With that in mind, I offer you the following recipe for Pasta Ponza. It comes courtesy of the bright and beautiful Giada De Laurentiis and is found in her cookery book Giada at Home. You’ll forgive me for saying so but I turned instinctively to this particular chef after watching Pope Benedict XVI resign yesterday. The news from Rome and the beautiful images of Italy made me think Italian food seemed appropriate for this Friday’s Lenten Dinner Challenge. Giada herself was born in Italy but was then raised in Los Angeles. Stylistically, she reminds me of our own Rachel Allen.

This recipe is molto bene! Enjoy.

Pasta Ponza

Serves 4 to 6


Unsalted butter, for greasing

2 cups/12 oz red cherry or grape tomatoes, halved

2 cups/12 oz yellow cherry or grape tomatoes, halved

¼ cup capers, rinsed and drained

1 tablespoon olive oil, plus more for drizzling

½ teaspoon salt, or more to taste

¼ teaspoon freshly ground black pepper, or more to taste

½ cup/1oz Italian-style seasoned dried bread crumbs

1 pound/16oz ziti or other short tube-shaped pasta

1 ½ cups/8oz grated Pecorino Romano cheese

¼ cup chopped fresh flat leaf parsley leaves


1. Place an oven rack in the centre of the oven and preheat the oven to 375°F/190°C/gas mark 5. Butter an 8×8-inch baking dish. Set aside.

2. Combine the tomatoes, capers, olive oil, salt and pepper in the prepared baking dish. Toss to coat.

3. Sprinkle the bread crumbs over the tomato mixture. Drizzle the top with olive oil and bake for 30 to 35 minutes, until the top is golden. Cool for 5 minutes.

4. Meanwhile, bring a large pot of salted water to a boil over high heat. Add the pasta and cook, stirring occasionally, until tender but still firm to the bite, 8 to 10 minutes.

5. Drain the pasta, reserving about 1 cup of the pasta water. Transfer the pasta to a large serving bowl. Spoon the tomato mixture over the pasta. Add the cheese and toss well. If needed, thin out the sauce with a little pasta water. Season with salt and pepper, sprinkle with parsley, and serve immediately.

* Note: Photo was taken from Giada De Laurentiis’ cookery book Giada at Home.
----
◆ Requirement 1
Write out the Pasta Ponza recipe word for word, starting at the words "¼ teaspoon freshly" and ending after the words "Toss to coat.".
◆ Requirement 2
Answer these questions from the Pasta Ponza recipe:
(a) To what Fahrenheit temperature should the oven be preheated?
(b) For how many minutes should the pasta cook in the boiling water?
(c) In which city was Giada De Laurentiis raised?
◆ Requirement 3
List every ingredient in the Pasta Ponza recipe whose quantity is given in cups.
Rely solely on the Pasta Ponza recipe above.

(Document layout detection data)
----
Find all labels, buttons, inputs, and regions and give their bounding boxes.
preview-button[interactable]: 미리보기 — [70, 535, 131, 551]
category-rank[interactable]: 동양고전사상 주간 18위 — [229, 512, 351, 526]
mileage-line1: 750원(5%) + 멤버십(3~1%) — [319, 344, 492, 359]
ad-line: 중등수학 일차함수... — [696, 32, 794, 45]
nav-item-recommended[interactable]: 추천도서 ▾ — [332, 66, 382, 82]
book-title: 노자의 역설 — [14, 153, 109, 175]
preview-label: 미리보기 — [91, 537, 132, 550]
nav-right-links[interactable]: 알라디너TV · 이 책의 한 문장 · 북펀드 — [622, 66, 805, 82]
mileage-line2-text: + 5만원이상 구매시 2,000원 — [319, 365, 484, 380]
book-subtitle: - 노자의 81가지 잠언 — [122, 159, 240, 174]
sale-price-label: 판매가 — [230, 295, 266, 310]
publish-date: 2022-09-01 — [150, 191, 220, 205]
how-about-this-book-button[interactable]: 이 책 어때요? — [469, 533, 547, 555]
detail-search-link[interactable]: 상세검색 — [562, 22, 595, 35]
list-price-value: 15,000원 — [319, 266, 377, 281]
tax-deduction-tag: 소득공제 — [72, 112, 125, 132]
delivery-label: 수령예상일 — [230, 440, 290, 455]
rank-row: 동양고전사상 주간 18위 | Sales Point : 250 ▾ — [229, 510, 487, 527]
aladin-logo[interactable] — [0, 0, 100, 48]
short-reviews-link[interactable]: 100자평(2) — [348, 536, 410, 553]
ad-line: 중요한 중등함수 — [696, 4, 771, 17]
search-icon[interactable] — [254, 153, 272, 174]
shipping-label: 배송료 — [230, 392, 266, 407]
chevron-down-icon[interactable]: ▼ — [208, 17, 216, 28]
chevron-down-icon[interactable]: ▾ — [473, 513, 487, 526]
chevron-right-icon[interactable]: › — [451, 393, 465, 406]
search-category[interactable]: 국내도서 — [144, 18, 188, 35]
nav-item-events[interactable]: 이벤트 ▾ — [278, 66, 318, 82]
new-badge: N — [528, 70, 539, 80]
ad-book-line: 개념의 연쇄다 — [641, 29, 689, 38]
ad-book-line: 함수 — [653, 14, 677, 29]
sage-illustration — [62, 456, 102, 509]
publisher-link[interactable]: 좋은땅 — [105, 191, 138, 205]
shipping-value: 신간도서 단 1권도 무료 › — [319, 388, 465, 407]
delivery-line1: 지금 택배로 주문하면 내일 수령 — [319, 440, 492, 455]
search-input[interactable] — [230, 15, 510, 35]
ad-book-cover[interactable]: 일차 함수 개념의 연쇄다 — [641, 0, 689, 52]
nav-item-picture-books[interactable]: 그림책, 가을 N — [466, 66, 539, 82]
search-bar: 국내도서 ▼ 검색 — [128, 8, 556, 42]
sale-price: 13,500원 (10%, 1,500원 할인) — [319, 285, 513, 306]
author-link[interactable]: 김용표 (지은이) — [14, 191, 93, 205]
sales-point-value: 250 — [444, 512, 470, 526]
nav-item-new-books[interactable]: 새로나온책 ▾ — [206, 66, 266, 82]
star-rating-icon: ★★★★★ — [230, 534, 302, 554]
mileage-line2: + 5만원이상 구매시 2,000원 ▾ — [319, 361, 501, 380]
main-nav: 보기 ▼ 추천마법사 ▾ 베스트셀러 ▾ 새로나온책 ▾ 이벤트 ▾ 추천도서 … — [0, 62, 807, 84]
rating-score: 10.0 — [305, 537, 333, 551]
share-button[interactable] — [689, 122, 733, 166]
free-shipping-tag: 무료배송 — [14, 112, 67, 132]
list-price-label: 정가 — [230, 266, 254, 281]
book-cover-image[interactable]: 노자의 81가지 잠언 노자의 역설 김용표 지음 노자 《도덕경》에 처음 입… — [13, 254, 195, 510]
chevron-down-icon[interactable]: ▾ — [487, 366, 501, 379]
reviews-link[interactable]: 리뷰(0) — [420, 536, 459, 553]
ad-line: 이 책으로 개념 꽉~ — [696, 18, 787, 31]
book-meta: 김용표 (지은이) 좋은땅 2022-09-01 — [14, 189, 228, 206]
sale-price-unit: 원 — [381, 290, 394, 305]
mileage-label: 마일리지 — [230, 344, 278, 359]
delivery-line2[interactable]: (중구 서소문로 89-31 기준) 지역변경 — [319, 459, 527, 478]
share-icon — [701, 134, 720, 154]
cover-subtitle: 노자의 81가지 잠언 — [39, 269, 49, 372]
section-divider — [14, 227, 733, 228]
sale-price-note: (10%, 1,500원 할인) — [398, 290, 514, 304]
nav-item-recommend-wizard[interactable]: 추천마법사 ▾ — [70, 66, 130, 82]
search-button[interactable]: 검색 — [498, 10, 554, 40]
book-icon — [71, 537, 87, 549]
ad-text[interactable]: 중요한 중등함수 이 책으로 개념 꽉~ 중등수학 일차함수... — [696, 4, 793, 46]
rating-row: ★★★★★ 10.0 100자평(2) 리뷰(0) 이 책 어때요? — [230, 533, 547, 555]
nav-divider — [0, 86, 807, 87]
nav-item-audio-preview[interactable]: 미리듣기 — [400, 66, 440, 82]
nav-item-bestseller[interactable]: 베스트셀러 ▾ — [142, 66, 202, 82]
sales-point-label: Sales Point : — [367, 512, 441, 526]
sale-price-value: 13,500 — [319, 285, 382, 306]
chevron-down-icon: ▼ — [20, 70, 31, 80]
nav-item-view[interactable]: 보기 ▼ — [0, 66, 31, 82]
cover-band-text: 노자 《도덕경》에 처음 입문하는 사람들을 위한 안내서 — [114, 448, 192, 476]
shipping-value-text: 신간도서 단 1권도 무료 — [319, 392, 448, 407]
----
◆ Problem solution 1
¼ teaspoon freshly ground black pepper, or more to taste

½ cup/1oz Italian-style seasoned dried bread crumbs

1 pound/16oz ziti or other short tube-shaped pasta

1 ½ cups/8oz grated Pecorino Romano cheese

¼ cup chopped fresh flat leaf parsley leaves


1. Place an oven rack in the centre of the oven and preheat the oven to 375°F/190°C/gas mark 5. Butter an 8×8-inch baking dish. Set aside.

2. Combine the tomatoes, capers, olive oil, salt and pepper in the prepared baking dish. Toss to coat.

◆ Problem solution 2
(a) 375°F
(b) 8 to 10 minutes
(c) Los Angeles

◆ Problem solution 3
- Red cherry or grape tomatoes
- Yellow cherry or grape tomatoes
- Capers
- Italian-style seasoned dried bread crumbs
- Grated Pecorino Romano cheese
- Chopped fresh flat leaf parsley leaves